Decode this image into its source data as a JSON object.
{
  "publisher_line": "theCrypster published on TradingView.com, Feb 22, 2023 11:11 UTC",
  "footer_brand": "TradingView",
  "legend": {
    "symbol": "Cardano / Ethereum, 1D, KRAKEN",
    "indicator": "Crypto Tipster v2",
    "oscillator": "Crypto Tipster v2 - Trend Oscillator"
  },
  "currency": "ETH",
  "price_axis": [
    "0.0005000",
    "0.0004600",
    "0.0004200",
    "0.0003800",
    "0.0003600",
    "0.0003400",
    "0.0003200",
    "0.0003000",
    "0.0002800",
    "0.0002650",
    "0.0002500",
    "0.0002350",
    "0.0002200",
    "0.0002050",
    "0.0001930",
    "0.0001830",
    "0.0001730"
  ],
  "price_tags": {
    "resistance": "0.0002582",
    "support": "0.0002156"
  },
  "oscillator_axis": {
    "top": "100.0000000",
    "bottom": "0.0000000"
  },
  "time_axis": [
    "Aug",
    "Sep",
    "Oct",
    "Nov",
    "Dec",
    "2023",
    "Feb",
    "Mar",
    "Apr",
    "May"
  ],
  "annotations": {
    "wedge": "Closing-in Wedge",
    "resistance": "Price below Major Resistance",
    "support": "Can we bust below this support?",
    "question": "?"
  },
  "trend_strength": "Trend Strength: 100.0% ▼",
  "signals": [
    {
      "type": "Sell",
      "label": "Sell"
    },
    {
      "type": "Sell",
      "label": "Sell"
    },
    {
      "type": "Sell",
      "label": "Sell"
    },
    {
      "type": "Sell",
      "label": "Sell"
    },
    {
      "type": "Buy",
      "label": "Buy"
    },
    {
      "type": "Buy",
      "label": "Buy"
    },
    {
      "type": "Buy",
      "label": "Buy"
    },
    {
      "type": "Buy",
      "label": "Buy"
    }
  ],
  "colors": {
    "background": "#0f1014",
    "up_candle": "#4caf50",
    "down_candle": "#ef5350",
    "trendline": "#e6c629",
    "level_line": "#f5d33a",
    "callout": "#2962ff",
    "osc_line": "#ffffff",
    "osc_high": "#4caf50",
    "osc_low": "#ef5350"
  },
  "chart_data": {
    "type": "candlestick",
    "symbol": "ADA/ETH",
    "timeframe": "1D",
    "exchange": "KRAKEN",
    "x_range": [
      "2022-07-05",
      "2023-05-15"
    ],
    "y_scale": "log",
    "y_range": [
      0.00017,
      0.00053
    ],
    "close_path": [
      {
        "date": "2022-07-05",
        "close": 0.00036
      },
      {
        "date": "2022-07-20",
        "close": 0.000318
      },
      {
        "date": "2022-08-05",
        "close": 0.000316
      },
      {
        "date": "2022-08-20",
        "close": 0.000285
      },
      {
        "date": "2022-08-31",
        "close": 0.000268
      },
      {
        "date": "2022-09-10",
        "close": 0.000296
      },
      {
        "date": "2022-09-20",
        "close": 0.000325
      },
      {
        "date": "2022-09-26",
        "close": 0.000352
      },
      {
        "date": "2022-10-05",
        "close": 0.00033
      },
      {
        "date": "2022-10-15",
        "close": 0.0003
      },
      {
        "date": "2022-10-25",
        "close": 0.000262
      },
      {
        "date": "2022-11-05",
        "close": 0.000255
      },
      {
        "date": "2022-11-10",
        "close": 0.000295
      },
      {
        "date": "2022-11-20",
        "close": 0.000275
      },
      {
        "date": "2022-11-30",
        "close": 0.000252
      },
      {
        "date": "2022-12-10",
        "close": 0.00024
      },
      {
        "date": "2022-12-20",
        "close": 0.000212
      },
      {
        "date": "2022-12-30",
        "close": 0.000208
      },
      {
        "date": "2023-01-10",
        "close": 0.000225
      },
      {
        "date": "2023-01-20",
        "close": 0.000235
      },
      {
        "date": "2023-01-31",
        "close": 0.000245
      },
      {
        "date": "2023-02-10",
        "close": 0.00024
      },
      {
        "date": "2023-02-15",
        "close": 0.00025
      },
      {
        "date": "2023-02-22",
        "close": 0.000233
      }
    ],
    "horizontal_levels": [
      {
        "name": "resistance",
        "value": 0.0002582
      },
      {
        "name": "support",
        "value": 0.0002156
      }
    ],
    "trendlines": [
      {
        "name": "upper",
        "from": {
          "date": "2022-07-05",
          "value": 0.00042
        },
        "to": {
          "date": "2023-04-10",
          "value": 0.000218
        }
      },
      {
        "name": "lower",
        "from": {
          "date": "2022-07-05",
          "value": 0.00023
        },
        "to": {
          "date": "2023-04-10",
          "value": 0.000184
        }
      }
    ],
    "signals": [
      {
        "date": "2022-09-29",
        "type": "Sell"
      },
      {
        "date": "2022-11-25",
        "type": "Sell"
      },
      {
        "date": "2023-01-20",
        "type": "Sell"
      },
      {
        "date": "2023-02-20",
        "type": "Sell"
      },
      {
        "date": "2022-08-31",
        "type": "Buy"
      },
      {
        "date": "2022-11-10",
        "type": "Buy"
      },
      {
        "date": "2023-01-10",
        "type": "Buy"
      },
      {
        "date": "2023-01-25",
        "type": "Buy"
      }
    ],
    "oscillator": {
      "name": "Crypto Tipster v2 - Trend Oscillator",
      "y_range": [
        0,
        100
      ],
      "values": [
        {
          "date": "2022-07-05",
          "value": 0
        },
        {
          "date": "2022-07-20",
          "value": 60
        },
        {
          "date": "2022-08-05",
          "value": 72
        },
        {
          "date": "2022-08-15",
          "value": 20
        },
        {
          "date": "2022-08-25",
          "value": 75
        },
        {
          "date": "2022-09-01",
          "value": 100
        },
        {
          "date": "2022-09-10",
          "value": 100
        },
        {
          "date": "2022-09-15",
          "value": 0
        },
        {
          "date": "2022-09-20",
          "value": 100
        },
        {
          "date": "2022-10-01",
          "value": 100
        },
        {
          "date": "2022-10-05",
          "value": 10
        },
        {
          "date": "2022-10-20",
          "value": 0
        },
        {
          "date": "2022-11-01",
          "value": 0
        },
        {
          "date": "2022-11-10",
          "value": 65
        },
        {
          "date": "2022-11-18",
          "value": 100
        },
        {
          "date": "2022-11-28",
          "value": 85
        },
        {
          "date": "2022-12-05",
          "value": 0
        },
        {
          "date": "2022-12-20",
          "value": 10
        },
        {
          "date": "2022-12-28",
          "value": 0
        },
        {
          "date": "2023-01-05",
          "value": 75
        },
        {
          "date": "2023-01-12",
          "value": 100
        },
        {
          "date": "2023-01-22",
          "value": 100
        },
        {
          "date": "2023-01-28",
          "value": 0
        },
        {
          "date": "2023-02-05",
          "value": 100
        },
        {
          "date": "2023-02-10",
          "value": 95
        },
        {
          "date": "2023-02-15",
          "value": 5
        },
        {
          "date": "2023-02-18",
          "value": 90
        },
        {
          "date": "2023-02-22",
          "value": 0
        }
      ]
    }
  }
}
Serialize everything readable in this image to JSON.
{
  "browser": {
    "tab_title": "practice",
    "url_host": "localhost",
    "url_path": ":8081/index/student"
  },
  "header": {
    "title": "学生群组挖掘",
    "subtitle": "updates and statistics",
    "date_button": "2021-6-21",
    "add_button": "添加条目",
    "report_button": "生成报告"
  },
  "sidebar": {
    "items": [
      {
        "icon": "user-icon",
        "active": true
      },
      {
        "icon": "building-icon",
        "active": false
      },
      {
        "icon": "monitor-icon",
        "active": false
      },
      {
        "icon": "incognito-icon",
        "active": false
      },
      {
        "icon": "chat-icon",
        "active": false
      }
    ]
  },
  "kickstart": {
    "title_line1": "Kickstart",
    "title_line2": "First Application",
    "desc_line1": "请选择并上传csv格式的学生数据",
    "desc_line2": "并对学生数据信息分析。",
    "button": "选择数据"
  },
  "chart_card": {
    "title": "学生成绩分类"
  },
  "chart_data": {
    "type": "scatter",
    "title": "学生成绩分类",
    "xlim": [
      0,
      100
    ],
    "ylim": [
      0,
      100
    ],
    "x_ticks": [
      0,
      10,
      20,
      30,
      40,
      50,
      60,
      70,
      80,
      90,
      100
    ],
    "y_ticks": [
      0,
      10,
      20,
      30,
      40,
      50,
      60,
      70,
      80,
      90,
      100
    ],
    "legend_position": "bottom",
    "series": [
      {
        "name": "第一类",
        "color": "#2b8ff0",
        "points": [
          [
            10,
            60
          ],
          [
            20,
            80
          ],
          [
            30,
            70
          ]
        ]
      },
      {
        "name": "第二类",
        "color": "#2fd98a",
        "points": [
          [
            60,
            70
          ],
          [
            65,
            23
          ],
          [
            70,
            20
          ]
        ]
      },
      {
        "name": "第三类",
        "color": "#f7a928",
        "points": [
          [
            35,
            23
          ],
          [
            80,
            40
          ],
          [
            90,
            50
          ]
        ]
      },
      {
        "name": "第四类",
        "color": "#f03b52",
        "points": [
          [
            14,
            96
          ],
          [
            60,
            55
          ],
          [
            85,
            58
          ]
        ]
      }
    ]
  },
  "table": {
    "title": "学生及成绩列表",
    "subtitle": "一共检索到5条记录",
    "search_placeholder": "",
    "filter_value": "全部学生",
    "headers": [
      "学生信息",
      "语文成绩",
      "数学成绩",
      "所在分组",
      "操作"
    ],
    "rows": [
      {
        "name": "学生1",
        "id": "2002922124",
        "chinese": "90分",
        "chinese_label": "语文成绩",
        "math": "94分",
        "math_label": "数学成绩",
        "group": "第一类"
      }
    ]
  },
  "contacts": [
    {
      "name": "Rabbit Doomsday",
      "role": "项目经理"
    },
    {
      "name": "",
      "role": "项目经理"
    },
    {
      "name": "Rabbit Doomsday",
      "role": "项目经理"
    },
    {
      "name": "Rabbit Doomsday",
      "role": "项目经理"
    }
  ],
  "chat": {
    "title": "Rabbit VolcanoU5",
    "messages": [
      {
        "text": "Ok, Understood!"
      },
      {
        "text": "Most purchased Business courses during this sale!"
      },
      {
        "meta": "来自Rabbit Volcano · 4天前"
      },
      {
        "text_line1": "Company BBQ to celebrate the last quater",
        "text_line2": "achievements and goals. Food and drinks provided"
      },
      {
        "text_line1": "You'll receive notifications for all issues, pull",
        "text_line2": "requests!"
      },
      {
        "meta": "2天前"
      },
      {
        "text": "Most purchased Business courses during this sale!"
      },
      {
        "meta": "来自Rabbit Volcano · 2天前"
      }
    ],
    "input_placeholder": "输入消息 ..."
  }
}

### DIRECTIONS FOR THIS TASK
From the data, list each line in which the string "below" appears.

### EXERCISE OUTPUT
    "resistance": "Price below Major Resistance",
    "support": "Can we bust below this support?",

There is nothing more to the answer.